#### [Dataset extract]
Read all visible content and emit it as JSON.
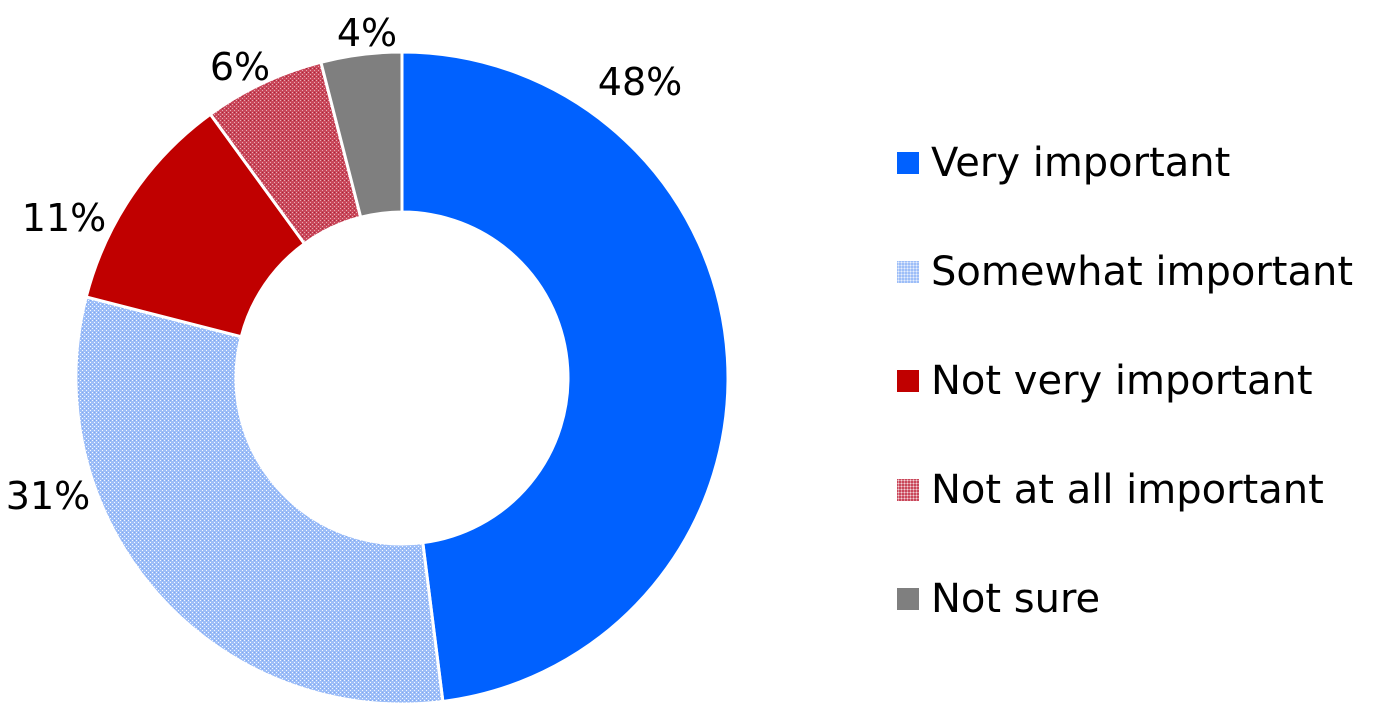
{
  "chart_data": {
    "type": "pie",
    "title": "",
    "categories": [
      "Very important",
      "Somewhat important",
      "Not very important",
      "Not at all important",
      "Not sure"
    ],
    "values": [
      48,
      31,
      11,
      6,
      4
    ],
    "labels": [
      "48%",
      "31%",
      "11%",
      "6%",
      "4%"
    ],
    "unit": "%",
    "donut": true,
    "colors": [
      "#0061FF",
      "#9DBEF8",
      "#C00000",
      "#C9475A",
      "#7F7F7F"
    ],
    "fill_styles": [
      "solid",
      "pattern",
      "solid",
      "pattern",
      "solid"
    ],
    "legend_position": "right"
  }
}
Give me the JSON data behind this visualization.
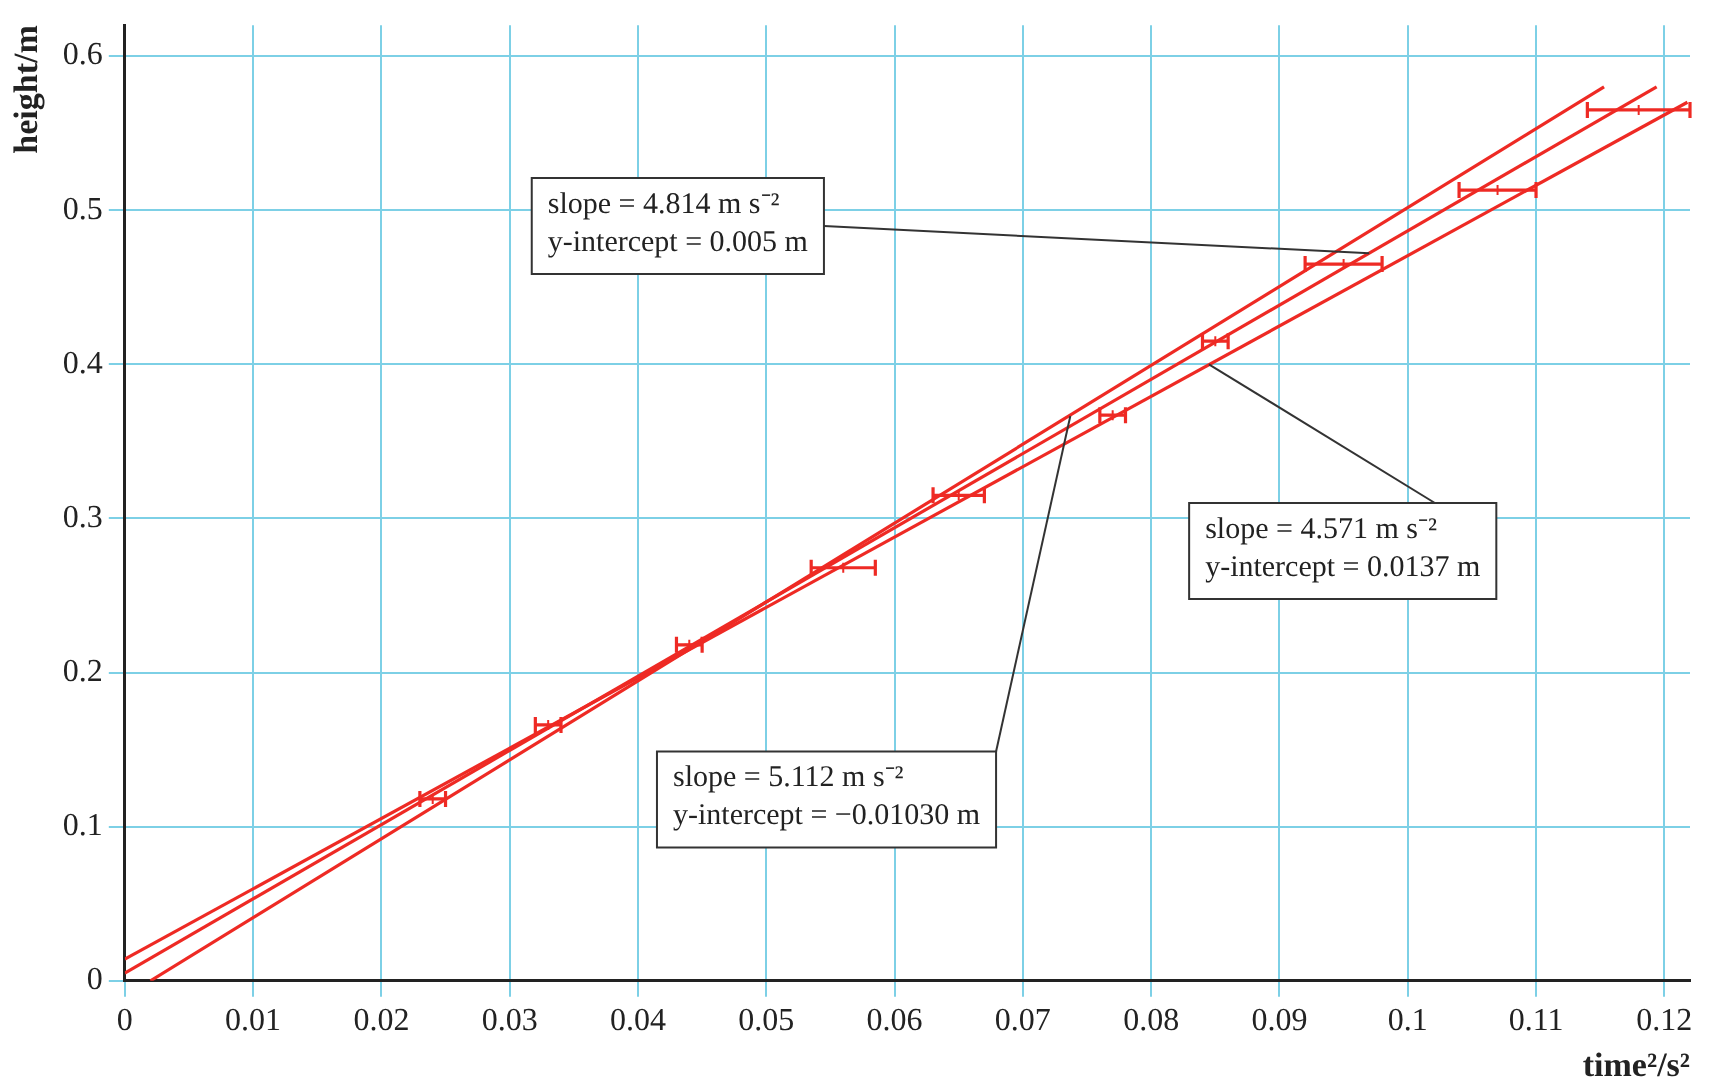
{
  "chart_data": {
    "type": "scatter",
    "xlabel": "time²/s²",
    "ylabel": "height/m",
    "xlim": [
      0,
      0.122
    ],
    "ylim": [
      0,
      0.62
    ],
    "xticks": [
      0,
      0.01,
      0.02,
      0.03,
      0.04,
      0.05,
      0.06,
      0.07,
      0.08,
      0.09,
      0.1,
      0.11,
      0.12
    ],
    "yticks": [
      0,
      0.1,
      0.2,
      0.3,
      0.4,
      0.5,
      0.6
    ],
    "grid": true,
    "legend": false,
    "series": [
      {
        "type": "scatter",
        "color": "#ee2a24",
        "marker": "cross",
        "x": [
          0.024,
          0.033,
          0.044,
          0.056,
          0.065,
          0.077,
          0.085,
          0.095,
          0.107,
          0.118
        ],
        "values": [
          0.118,
          0.166,
          0.218,
          0.268,
          0.315,
          0.367,
          0.415,
          0.465,
          0.513,
          0.565
        ],
        "xerrors": [
          0.001,
          0.001,
          0.001,
          0.0025,
          0.002,
          0.001,
          0.001,
          0.003,
          0.003,
          0.004
        ]
      },
      {
        "type": "line",
        "color": "#ee2a24",
        "marker": "none",
        "x": [
          0,
          0.1194
        ],
        "values": [
          0.005,
          0.58
        ]
      },
      {
        "type": "line",
        "color": "#ee2a24",
        "marker": "none",
        "x": [
          0,
          0.1218
        ],
        "values": [
          0.014,
          0.57
        ]
      },
      {
        "type": "line",
        "color": "#ee2a24",
        "marker": "none",
        "x": [
          0.002,
          0.1153
        ],
        "values": [
          0,
          0.58
        ]
      }
    ],
    "annotations": [
      {
        "text": "slope = 4.814 m s⁻²\ny-intercept = 0.005 m",
        "x": 0.097,
        "y": 0.472
      },
      {
        "text": "slope = 4.571 m s⁻²\ny-intercept = 0.0137 m",
        "x": 0.0845,
        "y": 0.4
      },
      {
        "text": "slope = 5.112 m s⁻²\ny-intercept = −0.01030 m",
        "x": 0.0737,
        "y": 0.3665
      }
    ]
  }
}
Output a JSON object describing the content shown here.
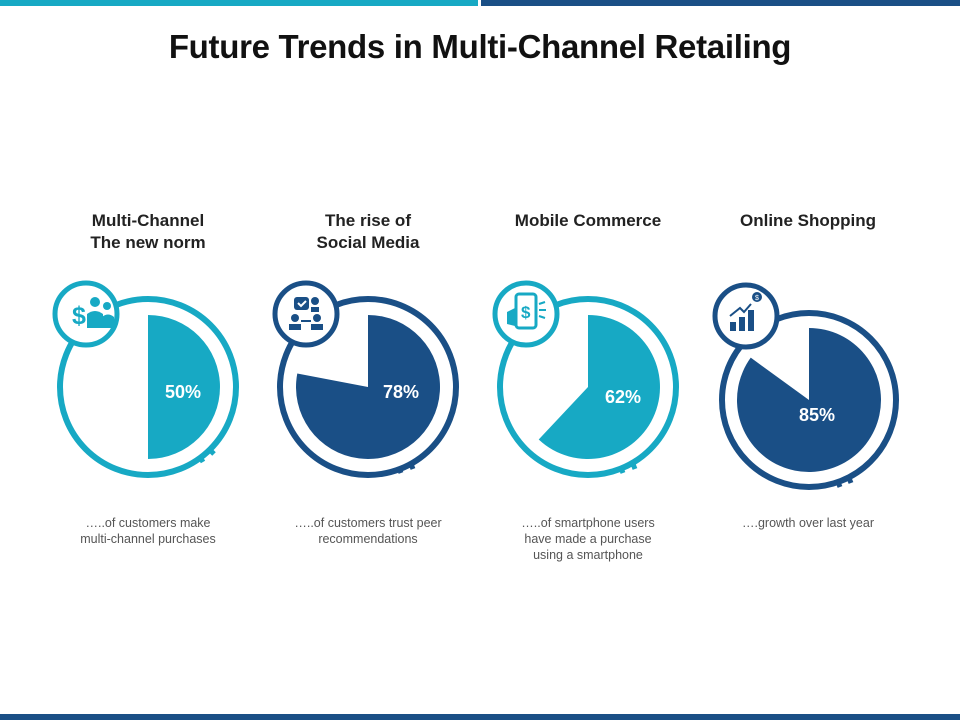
{
  "title": "Future Trends in Multi-Channel Retailing",
  "colors": {
    "teal": "#17a9c4",
    "navy": "#1a4f86"
  },
  "cards": [
    {
      "heading": "Multi-Channel\nThe new norm",
      "percent_label": "50%",
      "percent": 50,
      "caption": "…..of customers make\nmulti-channel purchases",
      "icon": "money-people-icon",
      "color": "#17a9c4"
    },
    {
      "heading": "The rise of\nSocial Media",
      "percent_label": "78%",
      "percent": 78,
      "caption": "…..of customers trust peer\nrecommendations",
      "icon": "social-network-icon",
      "color": "#1a4f86"
    },
    {
      "heading": "Mobile Commerce",
      "percent_label": "62%",
      "percent": 62,
      "caption": "…..of smartphone users\nhave made a purchase\nusing a smartphone",
      "icon": "mobile-payment-icon",
      "color": "#17a9c4"
    },
    {
      "heading": "Online Shopping",
      "percent_label": "85%",
      "percent": 85,
      "caption": "….growth over last year",
      "icon": "growth-chart-icon",
      "color": "#1a4f86"
    }
  ]
}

#### [Given problem]
Within the listing, how many lines hold the word "JSON"? Only the number is to be given.

#### [Answer to this exercise]
3